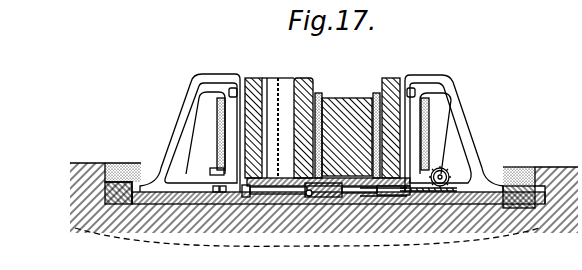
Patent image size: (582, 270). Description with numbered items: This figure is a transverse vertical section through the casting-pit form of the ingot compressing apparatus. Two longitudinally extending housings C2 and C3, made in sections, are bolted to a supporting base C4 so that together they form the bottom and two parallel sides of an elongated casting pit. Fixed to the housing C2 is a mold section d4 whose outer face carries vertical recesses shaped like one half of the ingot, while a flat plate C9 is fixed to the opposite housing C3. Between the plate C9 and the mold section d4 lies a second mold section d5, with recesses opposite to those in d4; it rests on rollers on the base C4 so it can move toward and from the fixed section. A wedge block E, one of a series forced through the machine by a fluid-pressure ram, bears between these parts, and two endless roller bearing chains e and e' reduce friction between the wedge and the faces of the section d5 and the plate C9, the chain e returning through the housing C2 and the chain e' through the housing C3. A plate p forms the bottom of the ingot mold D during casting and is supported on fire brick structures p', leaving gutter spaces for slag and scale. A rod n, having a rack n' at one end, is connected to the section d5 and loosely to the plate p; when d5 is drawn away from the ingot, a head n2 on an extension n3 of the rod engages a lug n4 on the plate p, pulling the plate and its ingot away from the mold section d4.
...
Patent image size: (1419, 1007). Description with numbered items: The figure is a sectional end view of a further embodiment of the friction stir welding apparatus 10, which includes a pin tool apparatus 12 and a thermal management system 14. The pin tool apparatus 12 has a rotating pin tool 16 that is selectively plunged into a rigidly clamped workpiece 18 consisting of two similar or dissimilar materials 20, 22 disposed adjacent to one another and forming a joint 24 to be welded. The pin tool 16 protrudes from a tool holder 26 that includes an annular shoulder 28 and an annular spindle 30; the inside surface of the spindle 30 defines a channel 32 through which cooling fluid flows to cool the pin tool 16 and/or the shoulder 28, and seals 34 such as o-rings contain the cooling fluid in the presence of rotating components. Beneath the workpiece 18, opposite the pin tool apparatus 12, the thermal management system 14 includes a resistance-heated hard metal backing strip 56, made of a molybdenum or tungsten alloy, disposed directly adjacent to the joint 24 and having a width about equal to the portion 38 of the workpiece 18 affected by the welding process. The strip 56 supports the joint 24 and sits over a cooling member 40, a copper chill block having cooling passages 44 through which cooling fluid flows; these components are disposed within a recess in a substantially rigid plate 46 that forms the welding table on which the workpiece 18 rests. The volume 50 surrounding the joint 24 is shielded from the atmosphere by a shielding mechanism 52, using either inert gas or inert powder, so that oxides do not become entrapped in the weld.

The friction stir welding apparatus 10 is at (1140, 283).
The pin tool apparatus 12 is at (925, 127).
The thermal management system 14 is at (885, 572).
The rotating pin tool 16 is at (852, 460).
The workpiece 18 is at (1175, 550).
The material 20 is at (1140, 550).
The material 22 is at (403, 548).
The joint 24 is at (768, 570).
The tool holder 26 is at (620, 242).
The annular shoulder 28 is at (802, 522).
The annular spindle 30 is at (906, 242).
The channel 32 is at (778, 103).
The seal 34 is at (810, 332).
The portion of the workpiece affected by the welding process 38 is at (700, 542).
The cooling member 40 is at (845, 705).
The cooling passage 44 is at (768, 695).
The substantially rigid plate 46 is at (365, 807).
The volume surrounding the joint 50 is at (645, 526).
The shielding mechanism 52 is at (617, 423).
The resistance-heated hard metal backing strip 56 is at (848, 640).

> _Stated goal_
Repeat the lines of the entries above word for word, starting at the line that contains "Patent image size: (1419, 1007)." and ending at the line that contains "The friction stir welding apparatus 10 is".

> _Result for this exercise_
Patent image size: (1419, 1007). Description with numbered items: The figure is a sectional end view of a further embodiment of the friction stir welding apparatus 10, which includes a pin tool apparatus 12 and a thermal management system 14. The pin tool apparatus 12 has a rotating pin tool 16 that is selectively plunged into a rigidly clamped workpiece 18 consisting of two similar or dissimilar materials 20, 22 disposed adjacent to one another and forming a joint 24 to be welded. The pin tool 16 protrudes from a tool holder 26 that includes an annular shoulder 28 and an annular spindle 30; the inside surface of the spindle 30 defines a channel 32 through which cooling fluid flows to cool the pin tool 16 and/or the shoulder 28, and seals 34 such as o-rings contain the cooling fluid in the presence of rotating components. Beneath the workpiece 18, opposite the pin tool apparatus 12, the thermal management system 14 includes a resistance-heated hard metal backing strip 56, made of a molybdenum or tungsten alloy, disposed directly adjacent to the joint 24 and having a width about equal to the portion 38 of the workpiece 18 affected by the welding process. The strip 56 supports the joint 24 and sits over a cooling member 40, a copper chill block having cooling passages 44 through which cooling fluid flows; these components are disposed within a recess in a substantially rigid plate 46 that forms the welding table on which the workpiece 18 rests. The volume 50 surrounding the joint 24 is shielded from the atmosphere by a shielding mechanism 52, using either inert gas or inert powder, so that oxides do not become entrapped in the weld.

The friction stir welding apparatus 10 is at (1140, 283).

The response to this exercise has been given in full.